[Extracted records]
"""

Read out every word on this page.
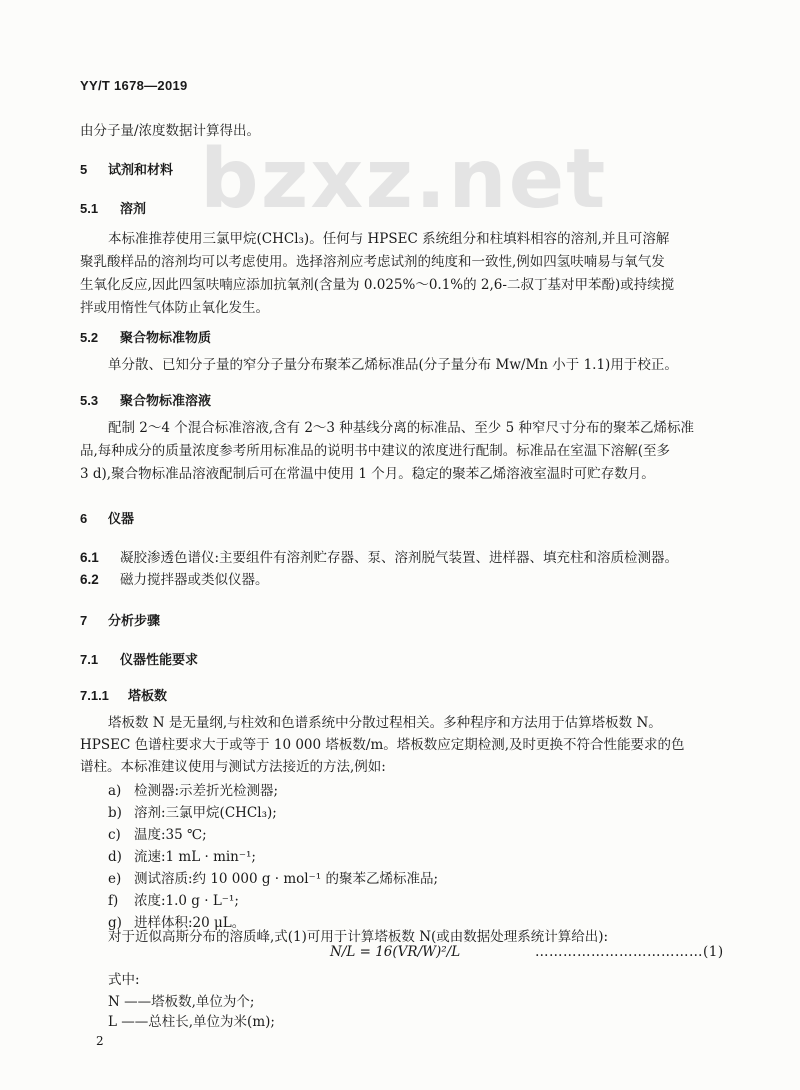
YY/T 1678—2019
bzxz.net
由分子量/浓度数据计算得出。
5 试剂和材料
5.1 溶剂

本标准推荐使用三氯甲烷(CHCl₃)。任何与 HPSEC 系统组分和柱填料相容的溶剂,并且可溶解

聚乳酸样品的溶剂均可以考虑使用。选择溶剂应考虑试剂的纯度和一致性,例如四氢呋喃易与氧气发

生氧化反应,因此四氢呋喃应添加抗氧剂(含量为 0.025%～0.1%的 2,6-二叔丁基对甲苯酚)或持续搅

拌或用惰性气体防止氧化发生。

5.2 聚合物标准物质

单分散、已知分子量的窄分子量分布聚苯乙烯标准品(分子量分布 Mw/Mn 小于 1.1)用于校正。

5.3 聚合物标准溶液

配制 2～4 个混合标准溶液,含有 2～3 种基线分离的标准品、至少 5 种窄尺寸分布的聚苯乙烯标准

品,每种成分的质量浓度参考所用标准品的说明书中建议的浓度进行配制。标准品在室温下溶解(至多

3 d),聚合物标准品溶液配制后可在常温中使用 1 个月。稳定的聚苯乙烯溶液室温时可贮存数月。

6 仪器
6.1 凝胶渗透色谱仪:主要组件有溶剂贮存器、泵、溶剂脱气装置、进样器、填充柱和溶质检测器。
6.2 磁力搅拌器或类似仪器。
7 分析步骤
7.1 仪器性能要求
7.1.1 塔板数

塔板数 N 是无量纲,与柱效和色谱系统中分散过程相关。多种程序和方法用于估算塔板数 N。

HPSEC 色谱柱要求大于或等于 10 000 塔板数/m。塔板数应定期检测,及时更换不符合性能要求的色

谱柱。本标准建议使用与测试方法接近的方法,例如:

a) 检测器:示差折光检测器;
b) 溶剂:三氯甲烷(CHCl₃);
c) 温度:35 ℃;
d) 流速:1 mL · min⁻¹;
e) 测试溶质:约 10 000 g · mol⁻¹ 的聚苯乙烯标准品;
f) 浓度:1.0 g · L⁻¹;
g) 进样体积:20 μL。
对于近似高斯分布的溶质峰,式(1)可用于计算塔板数 N(或由数据处理系统计算给出):
N/L = 16(VR/W)²/L	………………………………(1)
式中:
N ——塔板数,单位为个;
L ——总柱长,单位为米(m);
2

"""

EXERCISE PROMPT: Find the word "CHCl₃" in the material, then list each line that holds it.

RESULT FOR THIS EXERCISE:
本标准推荐使用三氯甲烷(CHCl₃)。任何与 HPSEC 系统组分和柱填料相容的溶剂,并且可溶解
b) 溶剂:三氯甲烷(CHCl₃);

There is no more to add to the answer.